(Figure collection entries)
= = = = = = =

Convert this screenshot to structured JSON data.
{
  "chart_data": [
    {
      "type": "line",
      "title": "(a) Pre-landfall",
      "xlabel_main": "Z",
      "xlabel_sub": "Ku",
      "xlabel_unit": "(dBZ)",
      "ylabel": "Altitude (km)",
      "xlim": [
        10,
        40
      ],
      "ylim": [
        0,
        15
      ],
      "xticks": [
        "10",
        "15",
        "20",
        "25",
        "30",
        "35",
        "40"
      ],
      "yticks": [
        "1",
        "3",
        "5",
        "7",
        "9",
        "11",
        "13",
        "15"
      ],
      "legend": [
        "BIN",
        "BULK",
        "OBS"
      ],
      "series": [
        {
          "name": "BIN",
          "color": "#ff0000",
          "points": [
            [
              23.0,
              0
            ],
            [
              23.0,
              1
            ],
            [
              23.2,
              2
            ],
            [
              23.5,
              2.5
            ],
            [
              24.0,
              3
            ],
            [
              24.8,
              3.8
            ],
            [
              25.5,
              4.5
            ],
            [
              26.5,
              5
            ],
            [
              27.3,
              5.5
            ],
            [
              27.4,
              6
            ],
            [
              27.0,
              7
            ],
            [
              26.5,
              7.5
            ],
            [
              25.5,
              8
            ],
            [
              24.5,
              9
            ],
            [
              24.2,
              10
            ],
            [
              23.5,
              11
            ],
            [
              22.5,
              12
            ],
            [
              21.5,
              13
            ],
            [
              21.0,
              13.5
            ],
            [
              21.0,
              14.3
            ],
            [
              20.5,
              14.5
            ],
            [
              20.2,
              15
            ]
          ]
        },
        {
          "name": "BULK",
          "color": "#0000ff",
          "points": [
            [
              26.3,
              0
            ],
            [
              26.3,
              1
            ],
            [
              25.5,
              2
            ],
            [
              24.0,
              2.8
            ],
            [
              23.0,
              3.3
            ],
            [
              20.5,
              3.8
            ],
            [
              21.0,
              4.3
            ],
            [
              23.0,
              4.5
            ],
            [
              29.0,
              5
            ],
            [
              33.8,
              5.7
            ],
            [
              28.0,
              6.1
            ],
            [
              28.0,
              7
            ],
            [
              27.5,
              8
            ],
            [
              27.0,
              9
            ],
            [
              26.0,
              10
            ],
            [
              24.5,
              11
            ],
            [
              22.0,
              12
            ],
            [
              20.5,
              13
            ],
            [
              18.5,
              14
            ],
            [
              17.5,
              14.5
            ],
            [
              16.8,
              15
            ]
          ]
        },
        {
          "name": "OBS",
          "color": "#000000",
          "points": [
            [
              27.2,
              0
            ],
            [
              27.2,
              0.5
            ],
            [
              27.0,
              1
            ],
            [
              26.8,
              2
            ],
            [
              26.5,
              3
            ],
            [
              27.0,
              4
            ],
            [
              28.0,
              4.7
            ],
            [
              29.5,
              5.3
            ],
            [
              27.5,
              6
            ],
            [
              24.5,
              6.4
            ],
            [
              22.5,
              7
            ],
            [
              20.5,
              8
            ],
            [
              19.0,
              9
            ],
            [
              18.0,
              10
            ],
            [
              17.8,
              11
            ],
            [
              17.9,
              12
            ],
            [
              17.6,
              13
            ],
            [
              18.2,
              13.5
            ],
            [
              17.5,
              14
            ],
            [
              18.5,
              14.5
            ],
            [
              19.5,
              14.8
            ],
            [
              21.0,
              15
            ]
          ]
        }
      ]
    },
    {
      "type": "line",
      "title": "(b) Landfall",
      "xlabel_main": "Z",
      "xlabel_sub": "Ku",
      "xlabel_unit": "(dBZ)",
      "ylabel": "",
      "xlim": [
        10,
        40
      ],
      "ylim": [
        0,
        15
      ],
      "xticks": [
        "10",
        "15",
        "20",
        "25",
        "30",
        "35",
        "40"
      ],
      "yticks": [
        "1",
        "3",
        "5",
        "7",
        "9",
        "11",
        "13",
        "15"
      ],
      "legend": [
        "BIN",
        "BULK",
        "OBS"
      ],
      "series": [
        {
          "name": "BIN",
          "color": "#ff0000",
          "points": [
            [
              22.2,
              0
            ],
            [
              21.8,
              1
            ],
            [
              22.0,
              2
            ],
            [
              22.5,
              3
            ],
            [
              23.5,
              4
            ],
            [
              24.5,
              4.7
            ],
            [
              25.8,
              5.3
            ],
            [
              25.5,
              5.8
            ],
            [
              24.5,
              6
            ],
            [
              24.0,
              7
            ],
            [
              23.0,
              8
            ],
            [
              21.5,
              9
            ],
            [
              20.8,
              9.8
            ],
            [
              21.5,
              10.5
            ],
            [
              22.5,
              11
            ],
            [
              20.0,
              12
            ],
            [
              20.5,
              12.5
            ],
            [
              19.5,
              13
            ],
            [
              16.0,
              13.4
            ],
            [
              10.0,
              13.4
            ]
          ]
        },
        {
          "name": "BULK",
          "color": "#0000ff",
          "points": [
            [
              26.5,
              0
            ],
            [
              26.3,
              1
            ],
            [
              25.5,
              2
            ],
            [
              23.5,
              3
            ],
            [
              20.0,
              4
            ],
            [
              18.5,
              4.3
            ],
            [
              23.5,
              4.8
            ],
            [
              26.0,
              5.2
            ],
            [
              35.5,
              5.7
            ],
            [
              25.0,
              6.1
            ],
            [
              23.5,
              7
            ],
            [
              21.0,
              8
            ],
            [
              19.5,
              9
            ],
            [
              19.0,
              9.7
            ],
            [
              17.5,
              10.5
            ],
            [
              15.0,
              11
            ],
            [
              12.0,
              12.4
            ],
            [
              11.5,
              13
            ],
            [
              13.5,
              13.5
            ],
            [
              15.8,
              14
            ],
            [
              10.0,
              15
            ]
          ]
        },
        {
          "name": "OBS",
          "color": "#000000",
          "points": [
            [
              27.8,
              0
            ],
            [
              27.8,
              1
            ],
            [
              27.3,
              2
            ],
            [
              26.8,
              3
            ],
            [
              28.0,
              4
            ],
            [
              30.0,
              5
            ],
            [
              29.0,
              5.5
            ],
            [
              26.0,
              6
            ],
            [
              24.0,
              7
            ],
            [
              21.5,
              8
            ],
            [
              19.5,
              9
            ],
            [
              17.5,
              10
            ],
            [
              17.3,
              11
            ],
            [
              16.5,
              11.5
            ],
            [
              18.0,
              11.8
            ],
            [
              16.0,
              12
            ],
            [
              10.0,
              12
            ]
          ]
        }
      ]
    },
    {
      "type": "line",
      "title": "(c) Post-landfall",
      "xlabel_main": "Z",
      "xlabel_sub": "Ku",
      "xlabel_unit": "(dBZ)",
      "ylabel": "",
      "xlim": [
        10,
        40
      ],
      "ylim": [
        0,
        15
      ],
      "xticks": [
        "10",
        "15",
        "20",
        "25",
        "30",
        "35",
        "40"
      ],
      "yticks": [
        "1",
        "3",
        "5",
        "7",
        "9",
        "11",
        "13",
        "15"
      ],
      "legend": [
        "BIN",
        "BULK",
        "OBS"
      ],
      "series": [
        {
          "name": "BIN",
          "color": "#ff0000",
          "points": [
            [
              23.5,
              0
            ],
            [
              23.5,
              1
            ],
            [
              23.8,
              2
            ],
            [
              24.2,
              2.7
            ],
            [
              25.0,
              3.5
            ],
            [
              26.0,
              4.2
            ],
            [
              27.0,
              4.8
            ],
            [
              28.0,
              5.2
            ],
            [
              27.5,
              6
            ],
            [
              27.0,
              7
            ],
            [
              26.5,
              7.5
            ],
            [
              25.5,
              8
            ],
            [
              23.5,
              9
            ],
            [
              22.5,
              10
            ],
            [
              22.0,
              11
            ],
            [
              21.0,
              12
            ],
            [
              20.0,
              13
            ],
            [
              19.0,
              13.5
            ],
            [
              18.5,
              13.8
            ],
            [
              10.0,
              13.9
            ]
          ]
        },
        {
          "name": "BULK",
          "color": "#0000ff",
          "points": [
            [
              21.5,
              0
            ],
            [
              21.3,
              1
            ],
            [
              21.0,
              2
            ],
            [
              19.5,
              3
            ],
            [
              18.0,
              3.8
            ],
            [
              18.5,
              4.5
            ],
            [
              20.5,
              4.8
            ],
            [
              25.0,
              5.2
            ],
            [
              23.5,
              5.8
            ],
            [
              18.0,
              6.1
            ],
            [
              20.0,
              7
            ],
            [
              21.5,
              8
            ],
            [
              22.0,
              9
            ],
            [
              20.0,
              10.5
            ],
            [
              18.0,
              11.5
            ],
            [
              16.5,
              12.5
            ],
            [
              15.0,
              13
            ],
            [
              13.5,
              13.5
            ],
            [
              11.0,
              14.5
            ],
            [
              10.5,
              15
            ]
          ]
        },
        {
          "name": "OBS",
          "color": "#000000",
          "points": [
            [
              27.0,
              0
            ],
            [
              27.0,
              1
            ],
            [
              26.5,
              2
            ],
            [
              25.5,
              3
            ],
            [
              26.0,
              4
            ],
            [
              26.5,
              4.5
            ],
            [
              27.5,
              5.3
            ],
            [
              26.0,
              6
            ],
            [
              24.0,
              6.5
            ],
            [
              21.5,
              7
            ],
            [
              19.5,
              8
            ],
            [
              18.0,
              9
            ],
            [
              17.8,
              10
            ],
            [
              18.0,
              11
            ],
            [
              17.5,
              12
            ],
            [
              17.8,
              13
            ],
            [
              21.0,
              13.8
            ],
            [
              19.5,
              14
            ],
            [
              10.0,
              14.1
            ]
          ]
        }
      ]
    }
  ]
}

= = = = = = =

** Instruction **
Find the lines that include the string "title", then copy each of them.

** Result **
      "title": "(a) Pre-landfall",
      "title": "(b) Landfall",
      "title": "(c) Post-landfall",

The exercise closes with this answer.